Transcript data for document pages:
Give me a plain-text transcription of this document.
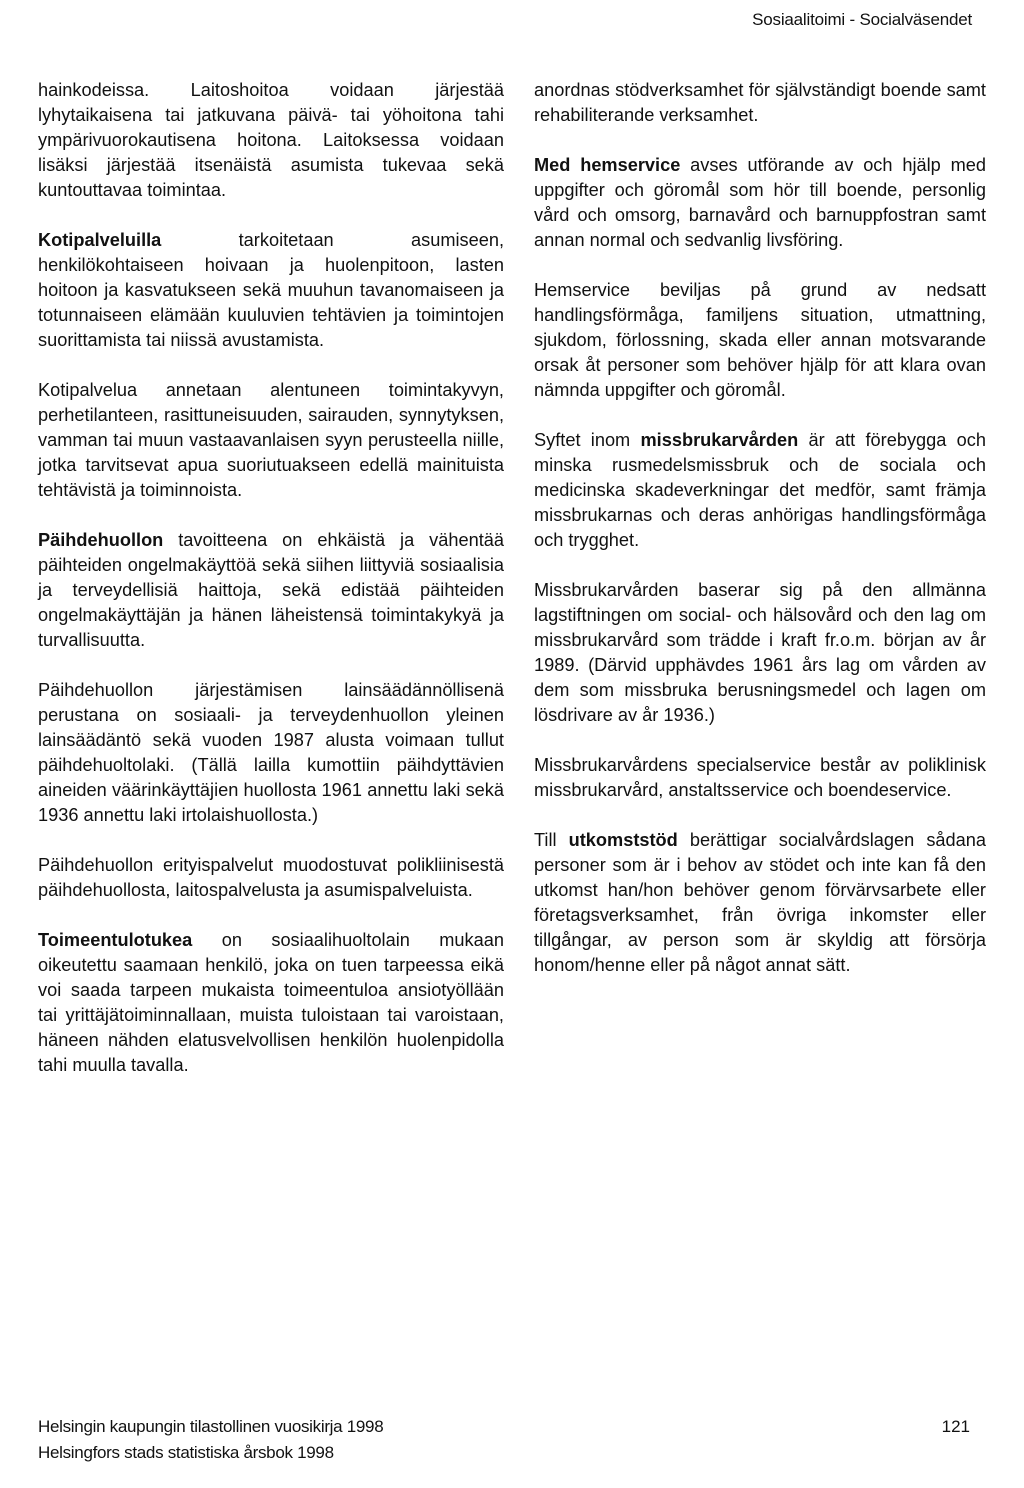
Sosiaalitoimi - Socialväsendet

hainkodeissa. Laitoshoitoa voidaan järjestää lyhytaikaisena tai jatkuvana päivä- tai yöhoitona tahi ympärivuorokautisena hoitona. Laitoksessa voidaan lisäksi järjestää itsenäistä asumista tukevaa sekä kuntouttavaa toimintaa.

Kotipalveluilla tarkoitetaan asumiseen, henkilökohtaiseen hoivaan ja huolenpitoon, lasten hoitoon ja kasvatukseen sekä muuhun tavanomaiseen ja totunnaiseen elämään kuuluvien tehtävien ja toimintojen suorittamista tai niissä avustamista.

Kotipalvelua annetaan alentuneen toimintakyvyn, perhetilanteen, rasittuneisuuden, sairauden, synnytyksen, vamman tai muun vastaavanlaisen syyn perusteella niille, jotka tarvitsevat apua suoriutuakseen edellä mainituista tehtävistä ja toiminnoista.

Päihdehuollon tavoitteena on ehkäistä ja vähentää päihteiden ongelmakäyttöä sekä siihen liittyviä sosiaalisia ja terveydellisiä haittoja, sekä edistää päihteiden ongelmakäyttäjän ja hänen läheistensä toimintakykyä ja turvallisuutta.

Päihdehuollon järjestämisen lainsäädännöllisenä perustana on sosiaali- ja terveydenhuollon yleinen lainsäädäntö sekä vuoden 1987 alusta voimaan tullut päihdehuoltolaki. (Tällä lailla kumottiin päihdyttävien aineiden väärinkäyttäjien huollosta 1961 annettu laki sekä 1936 annettu laki irtolaishuollosta.)

Päihdehuollon erityispalvelut muodostuvat polikliinisestä päihdehuollosta, laitospalvelusta ja asumispalveluista.

Toimeentulotukea on sosiaalihuoltolain mukaan oikeutettu saamaan henkilö, joka on tuen tarpeessa eikä voi saada tarpeen mukaista toimeentuloa ansiotyöllään tai yrittäjätoiminnallaan, muista tuloistaan tai varoistaan, häneen nähden elatusvelvollisen henkilön huolenpidolla tahi muulla tavalla.

anordnas stödverksamhet för självständigt boende samt rehabiliterande verksamhet.

Med hemservice avses utförande av och hjälp med uppgifter och göromål som hör till boende, personlig vård och omsorg, barnavård och barnuppfostran samt annan normal och sedvanlig livsföring.

Hemservice beviljas på grund av nedsatt handlingsförmåga, familjens situation, utmattning, sjukdom, förlossning, skada eller annan motsvarande orsak åt personer som behöver hjälp för att klara ovan nämnda uppgifter och göromål.

Syftet inom missbrukarvården är att förebygga och minska rusmedelsmissbruk och de sociala och medicinska skadeverkningar det medför, samt främja missbrukarnas och deras anhörigas handlingsförmåga och trygghet.

Missbrukarvården baserar sig på den allmänna lagstiftningen om social- och hälsovård och den lag om missbrukarvård som trädde i kraft fr.o.m. början av år 1989. (Därvid upphävdes 1961 års lag om vården av dem som missbruka berusningsmedel och lagen om lösdrivare av år 1936.)

Missbrukarvårdens specialservice består av poliklinisk missbrukarvård, anstaltsservice och boendeservice.

Till utkomststöd berättigar socialvårdslagen sådana personer som är i behov av stödet och inte kan få den utkomst han/hon behöver genom förvärvsarbete eller företagsverksamhet, från övriga inkomster eller tillgångar, av person som är skyldig att försörja honom/henne eller på något annat sätt.

Helsingin kaupungin tilastollinen vuosikirja 1998
Helsingfors stads statistiska årsbok 1998
121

- What the exercise asks
Without copying any images, transcribe the records exactly as they stand.

- Completed exercise
Give me a plain-text transcription of this document.
Sosiaalitoimi - Socialväsendet

hainkodeissa. Laitoshoitoa voidaan järjestää lyhytaikaisena tai jatkuvana päivä- tai yöhoitona tahi ympärivuorokautisena hoitona. Laitoksessa voidaan lisäksi järjestää itsenäistä asumista tukevaa sekä kuntouttavaa toimintaa.

Kotipalveluilla tarkoitetaan asumiseen, henkilökohtaiseen hoivaan ja huolenpitoon, lasten hoitoon ja kasvatukseen sekä muuhun tavanomaiseen ja totunnaiseen elämään kuuluvien tehtävien ja toimintojen suorittamista tai niissä avustamista.

Kotipalvelua annetaan alentuneen toimintakyvyn, perhetilanteen, rasittuneisuuden, sairauden, synnytyksen, vamman tai muun vastaavanlaisen syyn perusteella niille, jotka tarvitsevat apua suoriutuakseen edellä mainituista tehtävistä ja toiminnoista.

Päihdehuollon tavoitteena on ehkäistä ja vähentää päihteiden ongelmakäyttöä sekä siihen liittyviä sosiaalisia ja terveydellisiä haittoja, sekä edistää päihteiden ongelmakäyttäjän ja hänen läheistensä toimintakykyä ja turvallisuutta.

Päihdehuollon järjestämisen lainsäädännöllisenä perustana on sosiaali- ja terveydenhuollon yleinen lainsäädäntö sekä vuoden 1987 alusta voimaan tullut päihdehuoltolaki. (Tällä lailla kumottiin päihdyttävien aineiden väärinkäyttäjien huollosta 1961 annettu laki sekä 1936 annettu laki irtolaishuollosta.)

Päihdehuollon erityispalvelut muodostuvat polikliinisestä päihdehuollosta, laitospalvelusta ja asumispalveluista.

Toimeentulotukea on sosiaalihuoltolain mukaan oikeutettu saamaan henkilö, joka on tuen tarpeessa eikä voi saada tarpeen mukaista toimeentuloa ansiotyöllään tai yrittäjätoiminnallaan, muista tuloistaan tai varoistaan, häneen nähden elatusvelvollisen henkilön huolenpidolla tahi muulla tavalla.

anordnas stödverksamhet för självständigt boende samt rehabiliterande verksamhet.

Med hemservice avses utförande av och hjälp med uppgifter och göromål som hör till boende, personlig vård och omsorg, barnavård och barnuppfostran samt annan normal och sedvanlig livsföring.

Hemservice beviljas på grund av nedsatt handlingsförmåga, familjens situation, utmattning, sjukdom, förlossning, skada eller annan motsvarande orsak åt personer som behöver hjälp för att klara ovan nämnda uppgifter och göromål.

Syftet inom missbrukarvården är att förebygga och minska rusmedelsmissbruk och de sociala och medicinska skadeverkningar det medför, samt främja missbrukarnas och deras anhörigas handlingsförmåga och trygghet.

Missbrukarvården baserar sig på den allmänna lagstiftningen om social- och hälsovård och den lag om missbrukarvård som trädde i kraft fr.o.m. början av år 1989. (Därvid upphävdes 1961 års lag om vården av dem som missbruka berusningsmedel och lagen om lösdrivare av år 1936.)

Missbrukarvårdens specialservice består av poliklinisk missbrukarvård, anstaltsservice och boendeservice.

Till utkomststöd berättigar socialvårdslagen sådana personer som är i behov av stödet och inte kan få den utkomst han/hon behöver genom förvärvsarbete eller företagsverksamhet, från övriga inkomster eller tillgångar, av person som är skyldig att försörja honom/henne eller på något annat sätt.

Helsingin kaupungin tilastollinen vuosikirja 1998
Helsingfors stads statistiska årsbok 1998
121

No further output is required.